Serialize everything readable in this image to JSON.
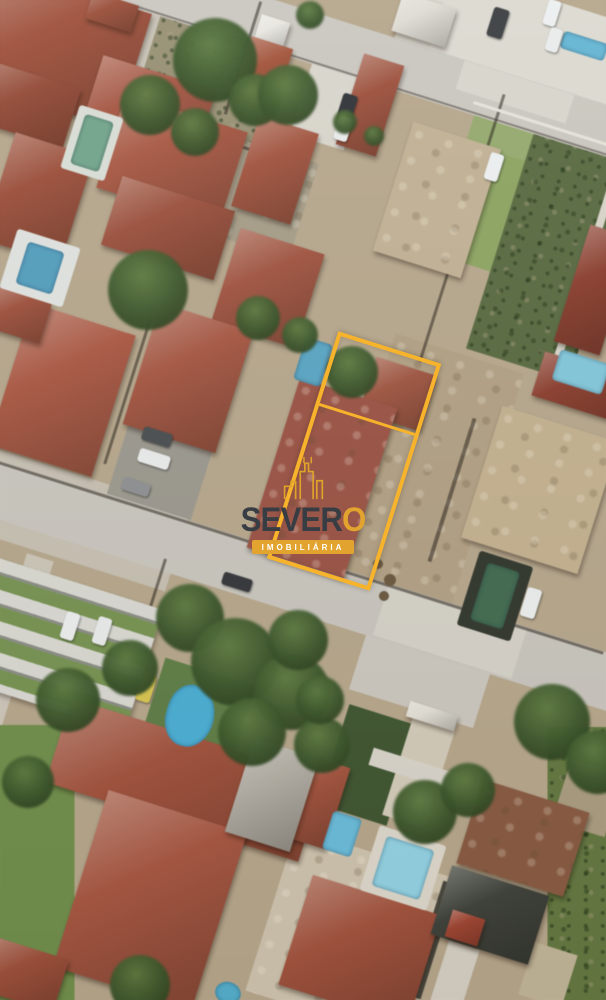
{
  "watermark": {
    "brand_full": "SEVERO",
    "brand_prefix": "SEVER",
    "brand_accent": "O",
    "tagline": "IMOBILIÁRIA",
    "brand_text_color": "#383D44",
    "accent_gold": "#E2A42E"
  },
  "lot_outline": {
    "color": "#F7B32B",
    "shape": "rotated-rectangle"
  },
  "palette": {
    "ground_sand": "#B6A78D",
    "road_gray": "#CAC7C0",
    "roof_terracotta": "#A65139",
    "roof_tan": "#C4B18E",
    "roof_maroon": "#8D3C2C",
    "pool_blue": "#57A8C8",
    "pool_teal": "#6FA58A",
    "pool_dark_green": "#3F6B4F",
    "grass_green": "#6D8C4B",
    "tree_green": "#3A5729",
    "car_yellow": "#D8C64A"
  }
}
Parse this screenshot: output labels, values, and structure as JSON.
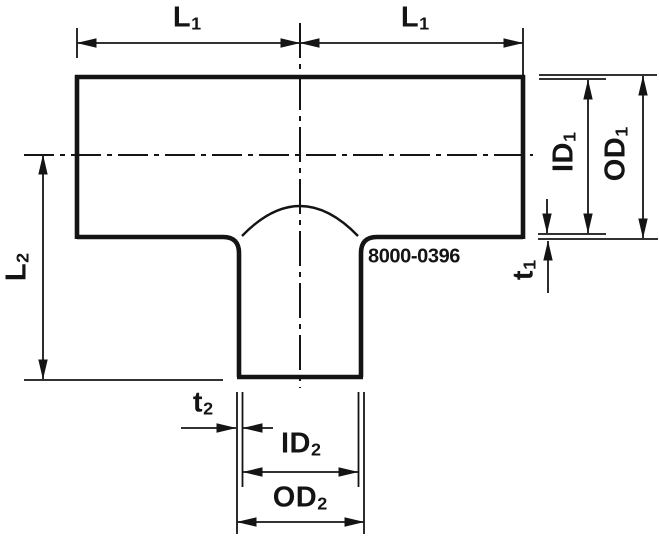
{
  "drawing": {
    "part_number": "8000-0396",
    "line_color": "#141414",
    "background_color": "#ffffff",
    "labels": {
      "l1_left": {
        "base": "L",
        "sub": "1"
      },
      "l1_right": {
        "base": "L",
        "sub": "1"
      },
      "id1": {
        "base": "ID",
        "sub": "1"
      },
      "od1": {
        "base": "OD",
        "sub": "1"
      },
      "t1": {
        "base": "t",
        "sub": "1"
      },
      "l2": {
        "base": "L",
        "sub": "2"
      },
      "t2": {
        "base": "t",
        "sub": "2"
      },
      "id2": {
        "base": "ID",
        "sub": "2"
      },
      "od2": {
        "base": "OD",
        "sub": "2"
      }
    }
  }
}
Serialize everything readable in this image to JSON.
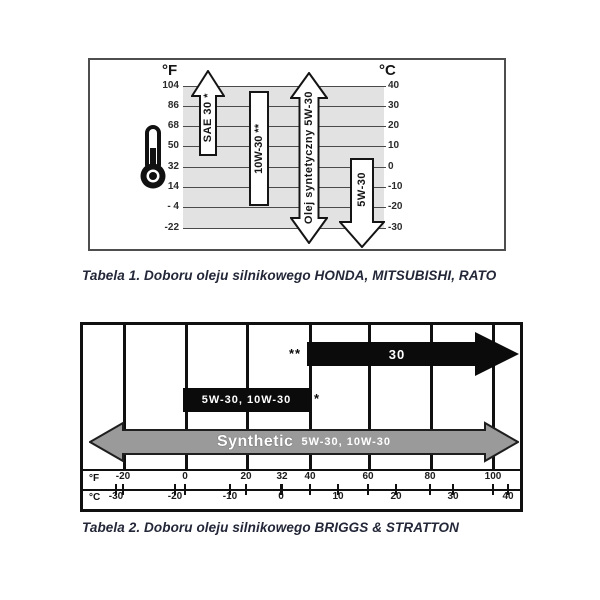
{
  "figure1": {
    "caption": "Tabela 1. Doboru oleju silnikowego HONDA, MITSUBISHI, RATO",
    "f_axis_label": "°F",
    "c_axis_label": "°C",
    "f_ticks": [
      "104",
      "86",
      "68",
      "50",
      "32",
      "14",
      "- 4",
      "-22"
    ],
    "c_ticks": [
      "40",
      "30",
      "20",
      "10",
      "0",
      "-10",
      "-20",
      "-30"
    ],
    "bar_sae30": "SAE 30 *",
    "bar_10w30": "10W-30 **",
    "bar_synthetic": "Olej syntetyczny 5W-30",
    "bar_5w30": "5W-30"
  },
  "figure2": {
    "caption": "Tabela 2. Doboru oleju silnikowego BRIGGS & STRATTON",
    "f_axis_label": "°F",
    "c_axis_label": "°C",
    "f_ticks": [
      "-20",
      "0",
      "20",
      "32",
      "40",
      "60",
      "80",
      "100"
    ],
    "c_ticks": [
      "-30",
      "-20",
      "-10",
      "0",
      "10",
      "20",
      "30",
      "40"
    ],
    "arrow_30": "30",
    "arrow_30_note": "**",
    "bar_5w30_10w30": "5W-30, 10W-30",
    "bar_5w30_10w30_note": "*",
    "synthetic_big": "Synthetic",
    "synthetic_small": "5W-30, 10W-30"
  },
  "colors": {
    "band_gray": "#e2e2e2",
    "black_fill": "#0b0b0b",
    "gray_arrow_fill": "#9a9a9a",
    "caption_text": "#232738"
  },
  "chart_data": [
    {
      "type": "range-bars-vertical",
      "title": "Tabela 1. Doboru oleju silnikowego HONDA, MITSUBISHI, RATO",
      "axis_f_ticks": [
        104,
        86,
        68,
        50,
        32,
        14,
        -4,
        -22
      ],
      "axis_c_ticks": [
        40,
        30,
        20,
        10,
        0,
        -10,
        -20,
        -30
      ],
      "axis_range_c": [
        -30,
        40
      ],
      "grid": true,
      "series": [
        {
          "name": "SAE 30 *",
          "from_c": 5,
          "to_c": 40,
          "shape": "arrow-up",
          "fill": "white"
        },
        {
          "name": "10W-30 **",
          "from_c": -20,
          "to_c": 38,
          "shape": "bar",
          "fill": "white"
        },
        {
          "name": "Olej syntetyczny 5W-30",
          "from_c": -30,
          "to_c": 40,
          "shape": "arrow-both",
          "fill": "white"
        },
        {
          "name": "5W-30",
          "from_c": -30,
          "to_c": 4,
          "shape": "arrow-down",
          "fill": "white"
        }
      ]
    },
    {
      "type": "range-bars-horizontal",
      "title": "Tabela 2. Doboru oleju silnikowego BRIGGS & STRATTON",
      "axis_f_ticks": [
        -20,
        0,
        20,
        32,
        40,
        60,
        80,
        100
      ],
      "axis_c_ticks": [
        -30,
        -20,
        -10,
        0,
        10,
        20,
        30,
        40
      ],
      "axis_range_f": [
        -31,
        108
      ],
      "grid": true,
      "series": [
        {
          "name": "30",
          "note": "**",
          "from_f": 40,
          "to_f": 108,
          "shape": "arrow-right",
          "fill": "black"
        },
        {
          "name": "5W-30, 10W-30",
          "note": "*",
          "from_f": 0,
          "to_f": 40,
          "shape": "bar",
          "fill": "black"
        },
        {
          "name": "Synthetic 5W-30, 10W-30",
          "from_f": -31,
          "to_f": 108,
          "shape": "arrow-both",
          "fill": "gray"
        }
      ]
    }
  ]
}
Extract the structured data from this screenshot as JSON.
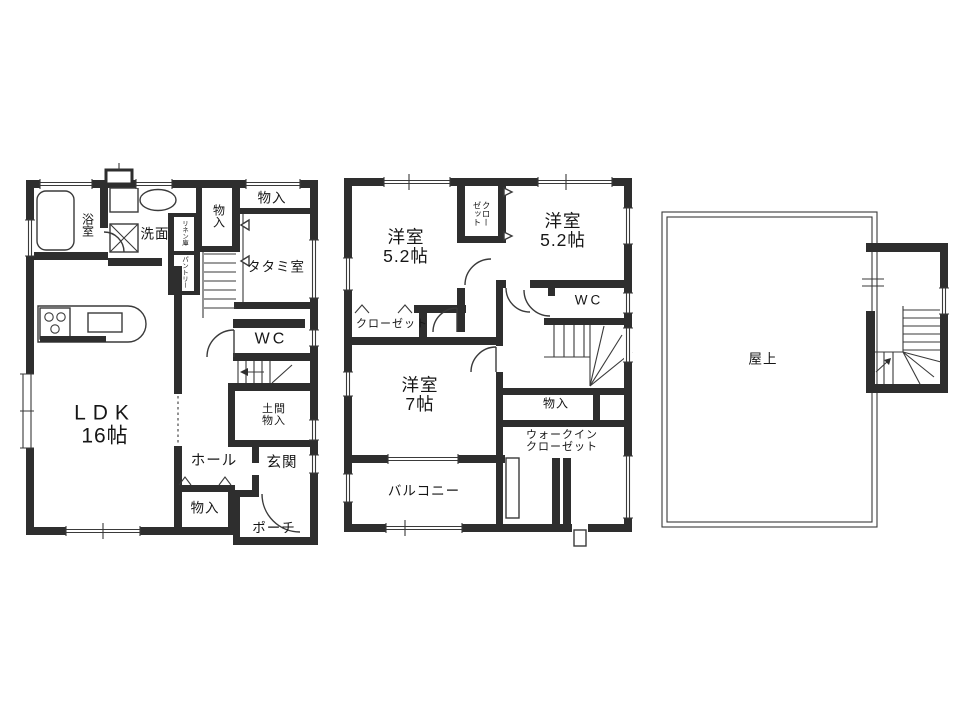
{
  "colors": {
    "wall": "#2e2e2e",
    "line": "#3a3a3a",
    "background": "#ffffff"
  },
  "floor1": {
    "bath": "浴室",
    "washroom": "洗面",
    "linen_closet": "リネン庫",
    "pantry": "パントリー",
    "closet_upper": "物入",
    "closet_top_right": "物入",
    "tatami_room": "タタミ室",
    "wc": "WC",
    "ldk_line1": "LDK",
    "ldk_line2": "16帖",
    "doma_line1": "土間",
    "doma_line2": "物入",
    "hall": "ホール",
    "entrance": "玄関",
    "closet_hall": "物入",
    "porch": "ポーチ"
  },
  "floor2": {
    "bedroom_left_line1": "洋室",
    "bedroom_left_line2": "5.2帖",
    "closet_center_line1": "クロー",
    "closet_center_line2": "ゼット",
    "bedroom_right_line1": "洋室",
    "bedroom_right_line2": "5.2帖",
    "wc": "WC",
    "closet_left": "クローゼット",
    "bedroom_main_line1": "洋室",
    "bedroom_main_line2": "7帖",
    "storage": "物入",
    "wic_line1": "ウォークイン",
    "wic_line2": "クローゼット",
    "balcony": "バルコニー"
  },
  "roof": {
    "rooftop": "屋上"
  }
}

★ ★ ★ ★ ★

Work instructions:
What is the number of lines holding the word "HONDA"? State it alone.

Result of the exercise:
2